◆ Work to complete
Leave out the pictures, then reproduce the rest of the material exactly.

◆ Working data
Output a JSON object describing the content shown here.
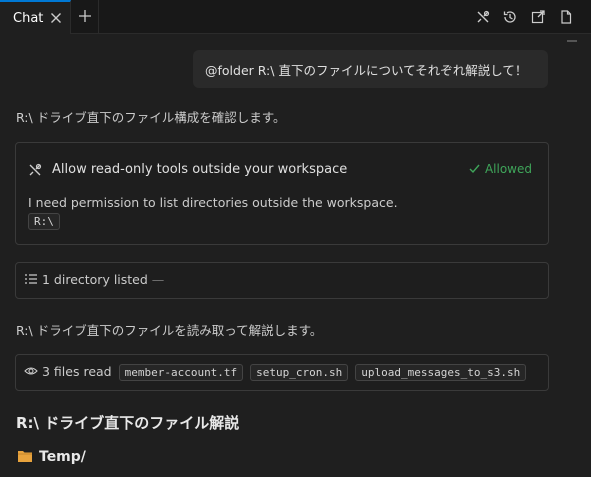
{
  "tabs": {
    "active_label": "Chat"
  },
  "toolbar": {
    "icons": [
      "tools-icon",
      "history-icon",
      "open-in-editor-icon",
      "new-file-icon"
    ]
  },
  "user_message": "@folder R:\\ 直下のファイルについてそれぞれ解説して！",
  "assistant": {
    "intro": "R:\\ ドライブ直下のファイル構成を確認します。",
    "permission": {
      "title": "Allow read-only tools outside your workspace",
      "status": "Allowed",
      "description": "I need permission to list directories outside the workspace.",
      "path": "R:\\"
    },
    "listing": {
      "text": "1 directory listed",
      "suffix": "—"
    },
    "reading_intro": "R:\\ ドライブ直下のファイルを読み取って解説します。",
    "files_read": {
      "label": "3 files read",
      "files": [
        "member-account.tf",
        "setup_cron.sh",
        "upload_messages_to_s3.sh"
      ]
    },
    "heading": "R:\\ ドライブ直下のファイル解説",
    "folder": "Temp/"
  },
  "colors": {
    "accent": "#0078d4",
    "allowed": "#3fa55a",
    "folder": "#e8a33d"
  }
}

◆ Expected output
Output a JSON object describing the content shown here.
{
  "tabs": {
    "active_label": "Chat"
  },
  "toolbar": {
    "icons": [
      "tools-icon",
      "history-icon",
      "open-in-editor-icon",
      "new-file-icon"
    ]
  },
  "user_message": "@folder R:\\ 直下のファイルについてそれぞれ解説して！",
  "assistant": {
    "intro": "R:\\ ドライブ直下のファイル構成を確認します。",
    "permission": {
      "title": "Allow read-only tools outside your workspace",
      "status": "Allowed",
      "description": "I need permission to list directories outside the workspace.",
      "path": "R:\\"
    },
    "listing": {
      "text": "1 directory listed",
      "suffix": "—"
    },
    "reading_intro": "R:\\ ドライブ直下のファイルを読み取って解説します。",
    "files_read": {
      "label": "3 files read",
      "files": [
        "member-account.tf",
        "setup_cron.sh",
        "upload_messages_to_s3.sh"
      ]
    },
    "heading": "R:\\ ドライブ直下のファイル解説",
    "folder": "Temp/"
  },
  "colors": {
    "accent": "#0078d4",
    "allowed": "#3fa55a",
    "folder": "#e8a33d"
  }
}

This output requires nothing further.